Reproduce every record exactly as it appears, but not the pictures.

» **Items listed in a dataset**:
• • • • •
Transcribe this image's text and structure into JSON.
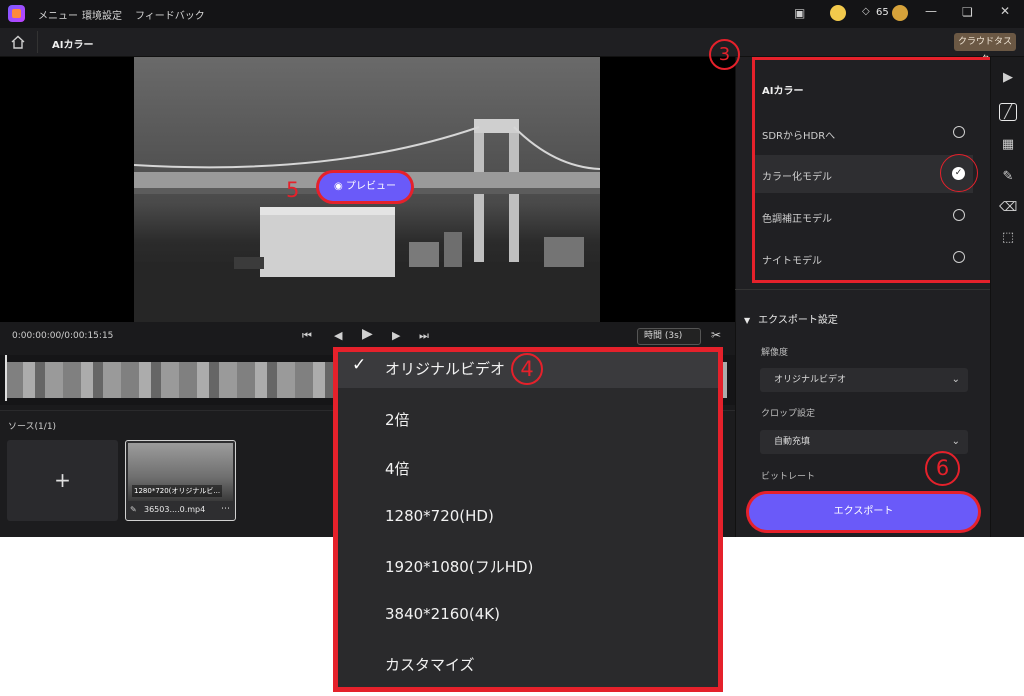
{
  "titlebar": {
    "menu": [
      "メニュー",
      "環境設定",
      "フィードバック"
    ],
    "credits": "65"
  },
  "toolbar": {
    "title": "AIカラー",
    "cloud_task": "クラウドタスク"
  },
  "preview": {
    "button_label": "プレビュー",
    "callout": "5"
  },
  "playback": {
    "timecode": "0:00:00:00/0:00:15:15",
    "duration_select": "時間 (3s)"
  },
  "source": {
    "title": "ソース(1/1)",
    "clip_resolution": "1280*720(オリジナルビ...",
    "clip_name": "36503....0.mp4"
  },
  "ai_panel": {
    "callout": "3",
    "heading": "AIカラー",
    "options": [
      {
        "label": "SDRからHDRへ",
        "selected": false
      },
      {
        "label": "カラー化モデル",
        "selected": true
      },
      {
        "label": "色調補正モデル",
        "selected": false
      },
      {
        "label": "ナイトモデル",
        "selected": false
      }
    ]
  },
  "export_settings": {
    "title": "エクスポート設定",
    "resolution_label": "解像度",
    "resolution_value": "オリジナルビデオ",
    "crop_label": "クロップ設定",
    "crop_value": "自動充填",
    "bitrate_label": "ビットレート",
    "export_button": "エクスポート",
    "callout": "6"
  },
  "dropdown": {
    "callout": "4",
    "items": [
      "オリジナルビデオ",
      "2倍",
      "4倍",
      "1280*720(HD)",
      "1920*1080(フルHD)",
      "3840*2160(4K)",
      "カスタマイズ"
    ],
    "selected_index": 0
  },
  "colors": {
    "accent": "#6a5af9",
    "annotation_red": "#e5212b",
    "background": "#1a1a1c"
  }
}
• • • • •
» **EXPECTED ANSWER**:
Transcribe this image's text and structure into JSON.
{
  "titlebar": {
    "menu": [
      "メニュー",
      "環境設定",
      "フィードバック"
    ],
    "credits": "65"
  },
  "toolbar": {
    "title": "AIカラー",
    "cloud_task": "クラウドタスク"
  },
  "preview": {
    "button_label": "プレビュー",
    "callout": "5"
  },
  "playback": {
    "timecode": "0:00:00:00/0:00:15:15",
    "duration_select": "時間 (3s)"
  },
  "source": {
    "title": "ソース(1/1)",
    "clip_resolution": "1280*720(オリジナルビ...",
    "clip_name": "36503....0.mp4"
  },
  "ai_panel": {
    "callout": "3",
    "heading": "AIカラー",
    "options": [
      {
        "label": "SDRからHDRへ",
        "selected": false
      },
      {
        "label": "カラー化モデル",
        "selected": true
      },
      {
        "label": "色調補正モデル",
        "selected": false
      },
      {
        "label": "ナイトモデル",
        "selected": false
      }
    ]
  },
  "export_settings": {
    "title": "エクスポート設定",
    "resolution_label": "解像度",
    "resolution_value": "オリジナルビデオ",
    "crop_label": "クロップ設定",
    "crop_value": "自動充填",
    "bitrate_label": "ビットレート",
    "export_button": "エクスポート",
    "callout": "6"
  },
  "dropdown": {
    "callout": "4",
    "items": [
      "オリジナルビデオ",
      "2倍",
      "4倍",
      "1280*720(HD)",
      "1920*1080(フルHD)",
      "3840*2160(4K)",
      "カスタマイズ"
    ],
    "selected_index": 0
  },
  "colors": {
    "accent": "#6a5af9",
    "annotation_red": "#e5212b",
    "background": "#1a1a1c"
  }
}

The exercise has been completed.